### [What you have to do]
Only a number is wanted: how many lines in the listing contain the word "value"?

[Figure content listings]
========================================
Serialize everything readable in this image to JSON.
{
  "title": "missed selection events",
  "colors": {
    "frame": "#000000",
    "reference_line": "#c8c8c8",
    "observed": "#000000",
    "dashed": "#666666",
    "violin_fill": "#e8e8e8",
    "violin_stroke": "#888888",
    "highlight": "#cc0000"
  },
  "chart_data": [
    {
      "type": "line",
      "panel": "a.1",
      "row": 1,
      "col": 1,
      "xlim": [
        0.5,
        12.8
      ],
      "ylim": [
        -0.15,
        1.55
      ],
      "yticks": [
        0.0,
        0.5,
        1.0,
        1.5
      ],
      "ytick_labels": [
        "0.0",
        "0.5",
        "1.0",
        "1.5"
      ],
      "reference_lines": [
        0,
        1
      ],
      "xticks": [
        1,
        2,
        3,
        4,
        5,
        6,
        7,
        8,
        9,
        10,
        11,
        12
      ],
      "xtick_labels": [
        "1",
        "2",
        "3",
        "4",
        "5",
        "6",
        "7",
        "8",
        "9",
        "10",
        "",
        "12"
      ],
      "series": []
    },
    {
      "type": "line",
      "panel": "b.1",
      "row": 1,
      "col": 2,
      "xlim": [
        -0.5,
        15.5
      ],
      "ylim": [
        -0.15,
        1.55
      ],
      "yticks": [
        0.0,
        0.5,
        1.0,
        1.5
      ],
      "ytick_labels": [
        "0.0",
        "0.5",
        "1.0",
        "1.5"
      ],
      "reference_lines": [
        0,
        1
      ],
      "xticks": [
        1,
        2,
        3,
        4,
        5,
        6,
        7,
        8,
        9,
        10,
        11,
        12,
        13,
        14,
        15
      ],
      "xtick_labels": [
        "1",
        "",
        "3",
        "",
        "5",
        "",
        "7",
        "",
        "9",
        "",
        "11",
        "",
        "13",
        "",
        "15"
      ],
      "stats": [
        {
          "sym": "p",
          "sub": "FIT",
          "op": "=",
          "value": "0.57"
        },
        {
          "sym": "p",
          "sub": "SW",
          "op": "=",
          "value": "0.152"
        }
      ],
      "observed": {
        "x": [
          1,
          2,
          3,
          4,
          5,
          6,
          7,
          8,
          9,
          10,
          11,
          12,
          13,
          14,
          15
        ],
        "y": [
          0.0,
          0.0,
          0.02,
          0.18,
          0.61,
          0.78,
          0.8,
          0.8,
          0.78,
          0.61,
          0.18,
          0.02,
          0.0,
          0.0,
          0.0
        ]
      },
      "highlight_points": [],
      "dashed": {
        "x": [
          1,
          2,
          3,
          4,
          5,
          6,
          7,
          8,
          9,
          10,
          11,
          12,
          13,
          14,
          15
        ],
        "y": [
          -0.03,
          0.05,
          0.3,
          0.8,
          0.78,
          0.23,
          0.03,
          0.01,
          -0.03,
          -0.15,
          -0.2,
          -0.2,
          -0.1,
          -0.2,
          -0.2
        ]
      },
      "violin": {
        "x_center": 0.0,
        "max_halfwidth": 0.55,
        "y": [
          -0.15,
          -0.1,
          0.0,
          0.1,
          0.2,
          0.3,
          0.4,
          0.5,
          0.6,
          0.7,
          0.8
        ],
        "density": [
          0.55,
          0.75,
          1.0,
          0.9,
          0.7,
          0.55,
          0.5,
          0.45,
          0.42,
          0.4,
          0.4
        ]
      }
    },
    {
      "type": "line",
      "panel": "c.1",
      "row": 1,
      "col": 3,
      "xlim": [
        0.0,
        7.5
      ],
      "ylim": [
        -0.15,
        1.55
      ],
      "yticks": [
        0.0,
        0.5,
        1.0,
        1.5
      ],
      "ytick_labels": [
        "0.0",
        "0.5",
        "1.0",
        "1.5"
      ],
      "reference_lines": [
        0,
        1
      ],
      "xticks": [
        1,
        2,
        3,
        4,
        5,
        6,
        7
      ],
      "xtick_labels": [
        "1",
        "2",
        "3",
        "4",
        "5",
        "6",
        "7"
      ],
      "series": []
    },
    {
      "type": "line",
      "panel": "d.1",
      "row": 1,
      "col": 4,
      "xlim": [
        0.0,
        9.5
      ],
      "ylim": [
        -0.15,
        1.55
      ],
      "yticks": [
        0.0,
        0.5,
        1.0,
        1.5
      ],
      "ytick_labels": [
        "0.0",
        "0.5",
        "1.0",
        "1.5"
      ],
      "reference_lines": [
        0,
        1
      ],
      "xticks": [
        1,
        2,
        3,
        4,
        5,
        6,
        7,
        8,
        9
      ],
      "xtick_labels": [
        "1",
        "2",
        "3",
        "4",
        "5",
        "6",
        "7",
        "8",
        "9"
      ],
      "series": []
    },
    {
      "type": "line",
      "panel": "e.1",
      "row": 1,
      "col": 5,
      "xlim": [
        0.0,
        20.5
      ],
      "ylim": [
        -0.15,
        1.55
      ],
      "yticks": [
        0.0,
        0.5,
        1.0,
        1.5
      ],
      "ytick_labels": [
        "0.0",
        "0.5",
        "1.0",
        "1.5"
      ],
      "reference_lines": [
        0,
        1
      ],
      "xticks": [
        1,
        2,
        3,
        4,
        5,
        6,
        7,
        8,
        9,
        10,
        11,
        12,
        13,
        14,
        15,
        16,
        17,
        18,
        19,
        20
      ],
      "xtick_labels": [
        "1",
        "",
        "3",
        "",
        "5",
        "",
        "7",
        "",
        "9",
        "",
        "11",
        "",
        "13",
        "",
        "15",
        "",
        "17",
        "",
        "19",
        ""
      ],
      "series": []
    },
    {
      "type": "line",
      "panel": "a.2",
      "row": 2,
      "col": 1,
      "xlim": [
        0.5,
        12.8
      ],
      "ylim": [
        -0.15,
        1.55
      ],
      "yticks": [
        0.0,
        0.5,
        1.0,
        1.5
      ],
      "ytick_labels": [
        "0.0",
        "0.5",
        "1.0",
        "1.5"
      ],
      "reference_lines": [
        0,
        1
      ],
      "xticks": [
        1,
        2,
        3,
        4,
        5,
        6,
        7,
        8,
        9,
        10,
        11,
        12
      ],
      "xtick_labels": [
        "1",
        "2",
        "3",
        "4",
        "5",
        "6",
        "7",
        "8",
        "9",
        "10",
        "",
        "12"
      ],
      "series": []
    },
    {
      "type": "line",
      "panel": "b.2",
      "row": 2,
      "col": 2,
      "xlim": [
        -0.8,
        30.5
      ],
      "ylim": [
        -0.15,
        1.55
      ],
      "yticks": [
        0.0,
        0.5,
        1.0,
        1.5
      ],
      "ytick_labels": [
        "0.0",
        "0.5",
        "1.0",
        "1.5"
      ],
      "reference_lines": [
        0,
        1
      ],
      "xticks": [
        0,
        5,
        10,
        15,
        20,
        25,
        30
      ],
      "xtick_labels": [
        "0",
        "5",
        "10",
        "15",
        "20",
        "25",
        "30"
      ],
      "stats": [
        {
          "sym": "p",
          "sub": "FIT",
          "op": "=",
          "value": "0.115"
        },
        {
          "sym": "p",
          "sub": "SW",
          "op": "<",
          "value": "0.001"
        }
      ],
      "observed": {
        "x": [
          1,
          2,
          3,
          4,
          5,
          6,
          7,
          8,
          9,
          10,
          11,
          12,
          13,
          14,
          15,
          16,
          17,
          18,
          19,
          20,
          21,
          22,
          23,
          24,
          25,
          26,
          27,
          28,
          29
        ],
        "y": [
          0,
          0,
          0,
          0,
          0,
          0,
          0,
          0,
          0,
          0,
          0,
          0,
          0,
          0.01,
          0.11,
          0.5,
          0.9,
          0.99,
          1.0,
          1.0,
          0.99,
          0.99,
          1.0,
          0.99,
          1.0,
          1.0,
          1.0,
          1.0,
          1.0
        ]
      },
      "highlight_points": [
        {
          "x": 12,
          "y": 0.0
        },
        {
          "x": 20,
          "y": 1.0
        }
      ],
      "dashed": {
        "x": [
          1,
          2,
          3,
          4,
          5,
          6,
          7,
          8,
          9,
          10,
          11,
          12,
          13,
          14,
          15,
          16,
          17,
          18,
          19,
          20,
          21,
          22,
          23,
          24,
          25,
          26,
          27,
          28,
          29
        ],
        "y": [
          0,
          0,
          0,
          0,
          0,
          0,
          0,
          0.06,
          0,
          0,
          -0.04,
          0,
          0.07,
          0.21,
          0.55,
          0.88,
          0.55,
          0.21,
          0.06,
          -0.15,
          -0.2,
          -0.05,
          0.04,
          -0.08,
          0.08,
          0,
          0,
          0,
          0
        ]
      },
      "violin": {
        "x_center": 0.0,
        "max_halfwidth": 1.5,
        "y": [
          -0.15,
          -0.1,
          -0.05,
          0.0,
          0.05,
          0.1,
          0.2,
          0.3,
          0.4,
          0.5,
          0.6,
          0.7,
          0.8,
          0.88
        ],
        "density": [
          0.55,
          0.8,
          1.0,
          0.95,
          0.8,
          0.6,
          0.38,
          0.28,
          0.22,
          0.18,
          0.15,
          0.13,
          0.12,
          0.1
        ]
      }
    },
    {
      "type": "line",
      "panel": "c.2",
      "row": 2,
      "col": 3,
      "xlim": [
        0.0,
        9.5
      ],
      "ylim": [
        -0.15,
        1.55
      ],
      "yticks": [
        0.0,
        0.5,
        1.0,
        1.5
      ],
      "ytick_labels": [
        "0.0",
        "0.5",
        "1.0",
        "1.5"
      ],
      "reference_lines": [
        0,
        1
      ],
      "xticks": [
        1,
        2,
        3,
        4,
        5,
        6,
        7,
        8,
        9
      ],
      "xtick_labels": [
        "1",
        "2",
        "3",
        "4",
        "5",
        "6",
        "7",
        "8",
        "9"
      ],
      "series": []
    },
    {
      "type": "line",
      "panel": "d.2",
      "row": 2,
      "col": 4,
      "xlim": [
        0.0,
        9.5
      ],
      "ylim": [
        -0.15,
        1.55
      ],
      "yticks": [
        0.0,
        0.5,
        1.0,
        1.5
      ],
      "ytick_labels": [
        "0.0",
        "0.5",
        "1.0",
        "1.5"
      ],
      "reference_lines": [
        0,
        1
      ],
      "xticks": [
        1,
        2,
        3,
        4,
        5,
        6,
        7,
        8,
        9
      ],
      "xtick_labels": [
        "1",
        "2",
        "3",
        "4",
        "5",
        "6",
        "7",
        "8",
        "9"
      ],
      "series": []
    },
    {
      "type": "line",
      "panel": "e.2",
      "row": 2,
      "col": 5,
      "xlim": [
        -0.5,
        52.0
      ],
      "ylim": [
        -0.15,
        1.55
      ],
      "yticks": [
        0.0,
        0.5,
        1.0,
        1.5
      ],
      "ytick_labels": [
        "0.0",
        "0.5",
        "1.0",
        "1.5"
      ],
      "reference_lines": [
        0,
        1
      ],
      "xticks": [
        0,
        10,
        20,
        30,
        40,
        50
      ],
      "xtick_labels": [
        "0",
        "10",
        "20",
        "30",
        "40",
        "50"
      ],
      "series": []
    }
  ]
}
========================================
### [Solution to this exercise]
4